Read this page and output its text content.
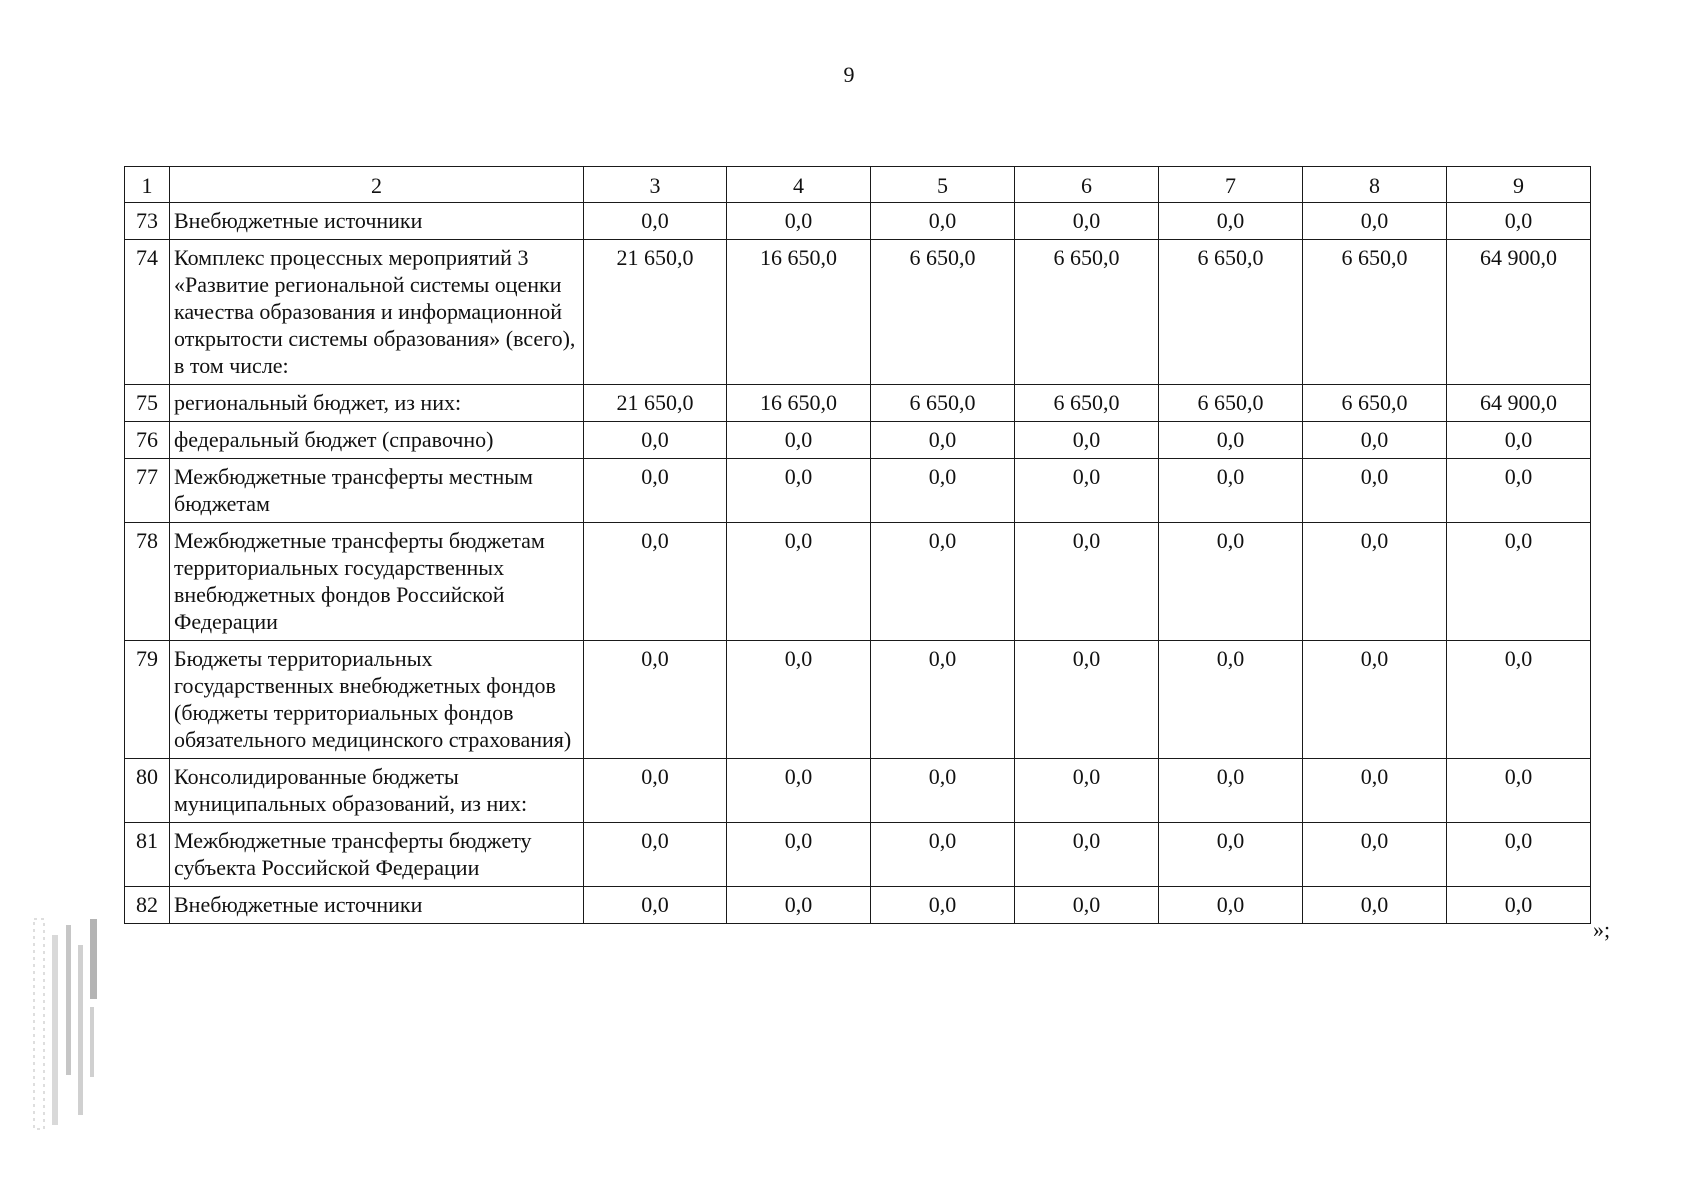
9
1	2	3	4	5	6	7	8	9
73	Внебюджетные источники	0,0	0,0	0,0	0,0	0,0	0,0	0,0
74	Комплекс процессных мероприятий 3 «Развитие региональной системы оценки качества образования и информационной открытости системы образования» (всего), в том числе:	21 650,0	16 650,0	6 650,0	6 650,0	6 650,0	6 650,0	64 900,0
75	региональный бюджет, из них:	21 650,0	16 650,0	6 650,0	6 650,0	6 650,0	6 650,0	64 900,0
76	федеральный бюджет (справочно)	0,0	0,0	0,0	0,0	0,0	0,0	0,0
77	Межбюджетные трансферты местным бюджетам	0,0	0,0	0,0	0,0	0,0	0,0	0,0
78	Межбюджетные трансферты бюджетам территориальных государственных внебюджетных фондов Российской Федерации	0,0	0,0	0,0	0,0	0,0	0,0	0,0
79	Бюджеты территориальных государственных внебюджетных фондов (бюджеты территориальных фондов обязательного медицинского страхования)	0,0	0,0	0,0	0,0	0,0	0,0	0,0
80	Консолидированные бюджеты муниципальных образований, из них:	0,0	0,0	0,0	0,0	0,0	0,0	0,0
81	Межбюджетные трансферты бюджету субъекта Российской Федерации	0,0	0,0	0,0	0,0	0,0	0,0	0,0
82	Внебюджетные источники	0,0	0,0	0,0	0,0	0,0	0,0	0,0
»;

* _What you are asked to do_
Without including any picture, repeat the data exactly.

* _The completed task_
Read this page and output its text content.
9
1	2	3	4	5	6	7	8	9
73	Внебюджетные источники	0,0	0,0	0,0	0,0	0,0	0,0	0,0
74	Комплекс процессных мероприятий 3 «Развитие региональной системы оценки качества образования и информационной открытости системы образования» (всего), в том числе:	21 650,0	16 650,0	6 650,0	6 650,0	6 650,0	6 650,0	64 900,0
75	региональный бюджет, из них:	21 650,0	16 650,0	6 650,0	6 650,0	6 650,0	6 650,0	64 900,0
76	федеральный бюджет (справочно)	0,0	0,0	0,0	0,0	0,0	0,0	0,0
77	Межбюджетные трансферты местным бюджетам	0,0	0,0	0,0	0,0	0,0	0,0	0,0
78	Межбюджетные трансферты бюджетам территориальных государственных внебюджетных фондов Российской Федерации	0,0	0,0	0,0	0,0	0,0	0,0	0,0
79	Бюджеты территориальных государственных внебюджетных фондов (бюджеты территориальных фондов обязательного медицинского страхования)	0,0	0,0	0,0	0,0	0,0	0,0	0,0
80	Консолидированные бюджеты муниципальных образований, из них:	0,0	0,0	0,0	0,0	0,0	0,0	0,0
81	Межбюджетные трансферты бюджету субъекта Российской Федерации	0,0	0,0	0,0	0,0	0,0	0,0	0,0
82	Внебюджетные источники	0,0	0,0	0,0	0,0	0,0	0,0	0,0
»;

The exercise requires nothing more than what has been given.